___ Supplied records ___
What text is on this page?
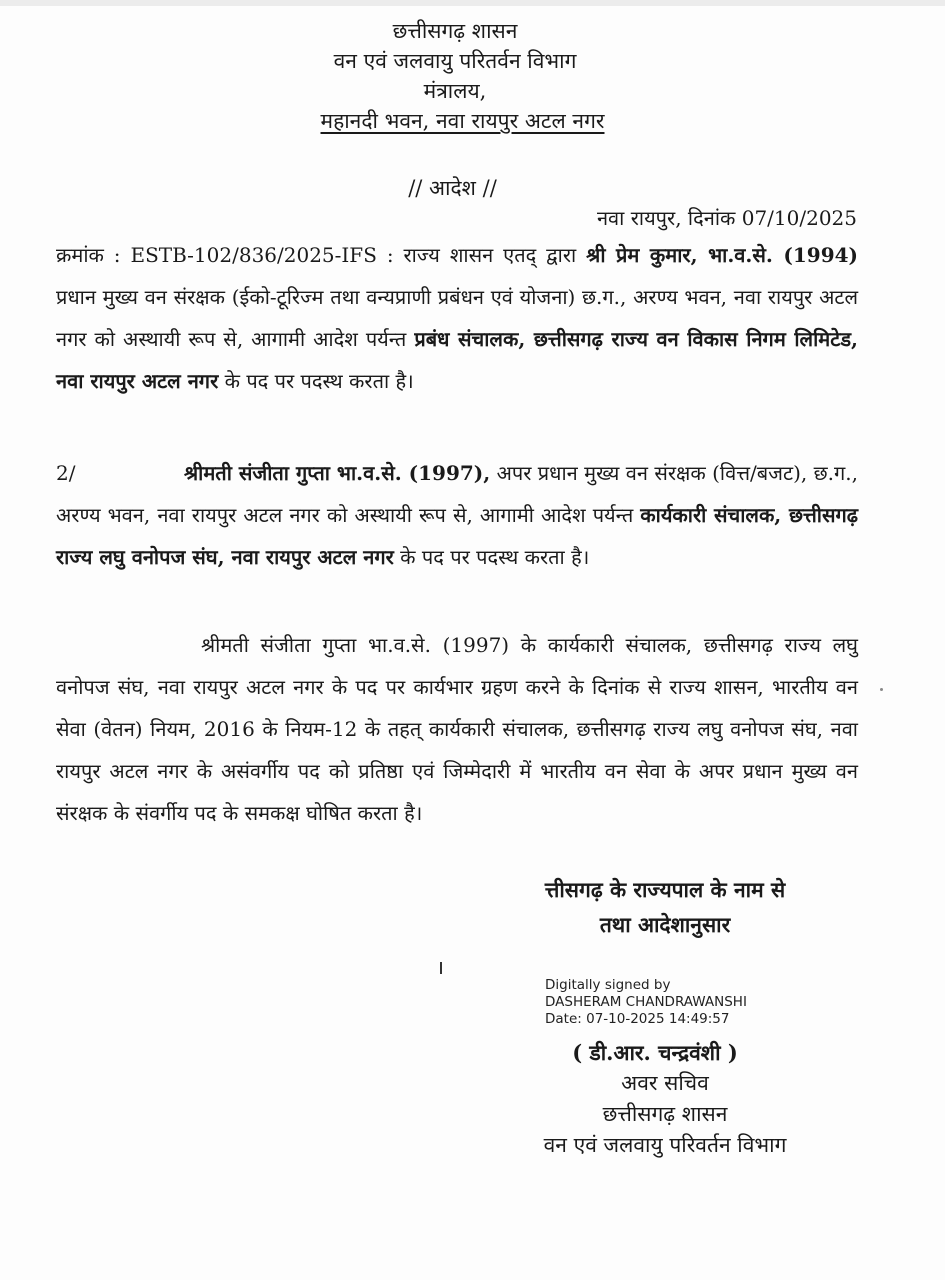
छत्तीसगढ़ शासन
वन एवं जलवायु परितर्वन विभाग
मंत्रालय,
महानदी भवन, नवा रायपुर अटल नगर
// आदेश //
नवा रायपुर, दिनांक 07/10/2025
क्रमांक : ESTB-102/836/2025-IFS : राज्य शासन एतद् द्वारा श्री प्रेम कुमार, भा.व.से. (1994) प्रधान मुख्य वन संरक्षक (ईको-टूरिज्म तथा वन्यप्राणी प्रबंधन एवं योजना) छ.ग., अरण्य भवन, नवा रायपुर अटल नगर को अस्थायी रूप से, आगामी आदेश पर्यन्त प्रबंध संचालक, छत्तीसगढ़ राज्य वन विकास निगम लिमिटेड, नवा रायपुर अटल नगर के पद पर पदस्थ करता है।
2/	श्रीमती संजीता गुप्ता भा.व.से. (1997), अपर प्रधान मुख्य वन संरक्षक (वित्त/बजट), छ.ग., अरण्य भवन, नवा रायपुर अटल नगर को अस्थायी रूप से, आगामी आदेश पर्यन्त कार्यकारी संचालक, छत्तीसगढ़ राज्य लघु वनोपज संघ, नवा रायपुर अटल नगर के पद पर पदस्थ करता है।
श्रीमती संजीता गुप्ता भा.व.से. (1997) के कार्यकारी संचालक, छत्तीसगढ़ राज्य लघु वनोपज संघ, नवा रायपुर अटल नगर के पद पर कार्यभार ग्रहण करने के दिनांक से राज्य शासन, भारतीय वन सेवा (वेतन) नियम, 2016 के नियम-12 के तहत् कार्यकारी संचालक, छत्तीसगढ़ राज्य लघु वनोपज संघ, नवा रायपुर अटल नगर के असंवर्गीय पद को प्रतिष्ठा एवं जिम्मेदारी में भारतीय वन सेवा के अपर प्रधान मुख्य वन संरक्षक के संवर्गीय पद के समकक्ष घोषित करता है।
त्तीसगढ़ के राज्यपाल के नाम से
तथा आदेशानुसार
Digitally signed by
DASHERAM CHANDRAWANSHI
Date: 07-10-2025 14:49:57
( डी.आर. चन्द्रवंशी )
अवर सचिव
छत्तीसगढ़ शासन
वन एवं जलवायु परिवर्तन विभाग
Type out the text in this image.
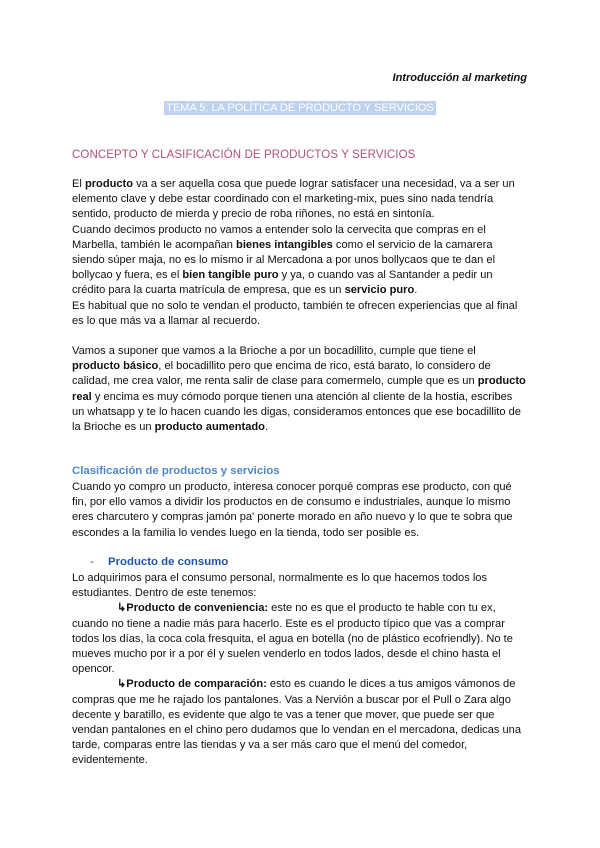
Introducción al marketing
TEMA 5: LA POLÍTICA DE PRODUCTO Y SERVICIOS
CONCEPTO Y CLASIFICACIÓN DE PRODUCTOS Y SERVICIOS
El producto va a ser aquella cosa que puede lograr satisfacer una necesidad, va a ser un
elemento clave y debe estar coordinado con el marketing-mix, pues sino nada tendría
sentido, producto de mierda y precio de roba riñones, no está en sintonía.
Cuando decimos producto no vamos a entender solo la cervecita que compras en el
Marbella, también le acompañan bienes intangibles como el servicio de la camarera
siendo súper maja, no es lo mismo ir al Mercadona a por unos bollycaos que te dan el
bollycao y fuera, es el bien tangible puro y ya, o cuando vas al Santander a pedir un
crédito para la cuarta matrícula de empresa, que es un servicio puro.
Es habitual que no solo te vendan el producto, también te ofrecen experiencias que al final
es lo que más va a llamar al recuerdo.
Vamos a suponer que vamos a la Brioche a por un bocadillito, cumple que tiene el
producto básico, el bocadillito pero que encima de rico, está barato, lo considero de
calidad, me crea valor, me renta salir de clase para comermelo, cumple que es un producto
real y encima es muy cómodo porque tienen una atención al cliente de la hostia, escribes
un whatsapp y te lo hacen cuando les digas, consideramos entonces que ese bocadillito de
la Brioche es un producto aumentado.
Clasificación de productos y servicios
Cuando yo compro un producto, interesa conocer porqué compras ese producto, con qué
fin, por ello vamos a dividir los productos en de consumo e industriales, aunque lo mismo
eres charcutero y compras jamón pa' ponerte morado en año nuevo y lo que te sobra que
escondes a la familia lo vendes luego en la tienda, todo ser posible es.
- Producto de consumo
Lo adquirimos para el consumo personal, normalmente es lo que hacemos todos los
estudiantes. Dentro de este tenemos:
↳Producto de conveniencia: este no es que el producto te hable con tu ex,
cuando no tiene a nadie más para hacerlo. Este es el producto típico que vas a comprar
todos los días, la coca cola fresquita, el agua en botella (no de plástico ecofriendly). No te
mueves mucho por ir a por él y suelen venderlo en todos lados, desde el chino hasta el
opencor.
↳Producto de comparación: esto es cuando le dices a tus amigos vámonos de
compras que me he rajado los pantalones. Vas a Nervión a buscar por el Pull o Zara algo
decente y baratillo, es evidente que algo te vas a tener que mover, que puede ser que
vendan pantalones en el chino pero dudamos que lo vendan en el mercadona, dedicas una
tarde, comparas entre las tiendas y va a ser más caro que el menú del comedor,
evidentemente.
___
___ Supplied records ___
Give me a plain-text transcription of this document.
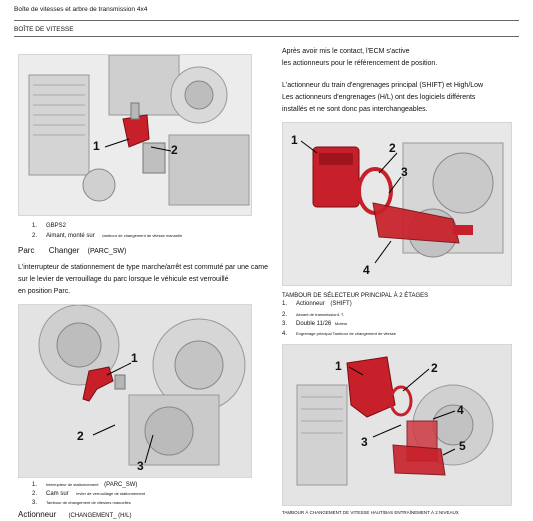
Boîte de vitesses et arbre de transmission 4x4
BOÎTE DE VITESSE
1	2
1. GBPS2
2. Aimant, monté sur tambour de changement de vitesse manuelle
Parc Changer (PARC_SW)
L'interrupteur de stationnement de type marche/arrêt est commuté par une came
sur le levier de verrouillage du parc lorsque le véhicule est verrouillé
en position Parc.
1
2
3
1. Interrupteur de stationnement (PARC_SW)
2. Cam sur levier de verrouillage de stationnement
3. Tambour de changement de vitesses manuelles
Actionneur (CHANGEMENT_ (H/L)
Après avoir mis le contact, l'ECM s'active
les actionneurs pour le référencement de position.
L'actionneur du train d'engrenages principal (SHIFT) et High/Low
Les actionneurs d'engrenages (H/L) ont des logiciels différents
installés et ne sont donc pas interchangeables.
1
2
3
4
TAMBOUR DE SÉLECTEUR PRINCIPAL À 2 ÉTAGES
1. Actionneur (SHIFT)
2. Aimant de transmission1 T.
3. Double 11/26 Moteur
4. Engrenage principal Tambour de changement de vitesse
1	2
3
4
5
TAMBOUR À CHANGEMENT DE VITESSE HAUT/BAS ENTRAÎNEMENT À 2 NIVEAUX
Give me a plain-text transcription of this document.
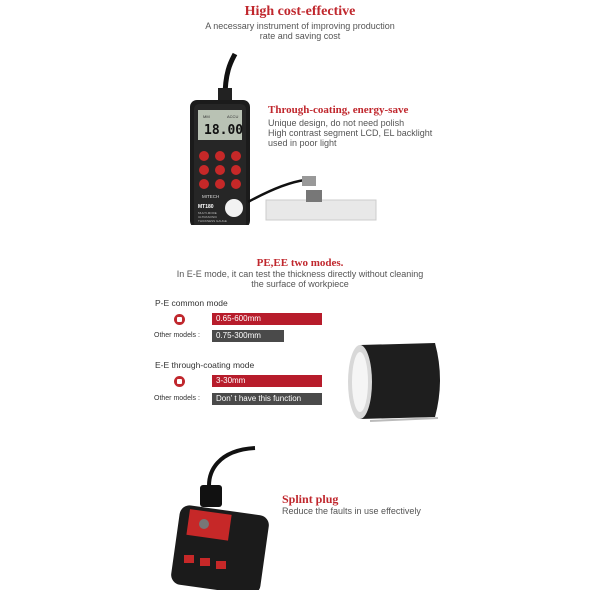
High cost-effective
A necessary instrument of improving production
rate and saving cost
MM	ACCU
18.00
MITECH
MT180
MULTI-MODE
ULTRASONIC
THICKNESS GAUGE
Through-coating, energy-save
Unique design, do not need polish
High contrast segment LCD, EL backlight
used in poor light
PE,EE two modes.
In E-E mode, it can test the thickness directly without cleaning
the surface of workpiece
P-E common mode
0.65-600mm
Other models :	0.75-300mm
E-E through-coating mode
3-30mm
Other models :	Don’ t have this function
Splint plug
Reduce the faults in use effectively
___
What you should do: Show all lines from the records above where the word "Brioche" occurs.

Task output:
Vamos a suponer que vamos a la Brioche a por un bocadillito, cumple que tiene el
la Brioche es un producto aumentado.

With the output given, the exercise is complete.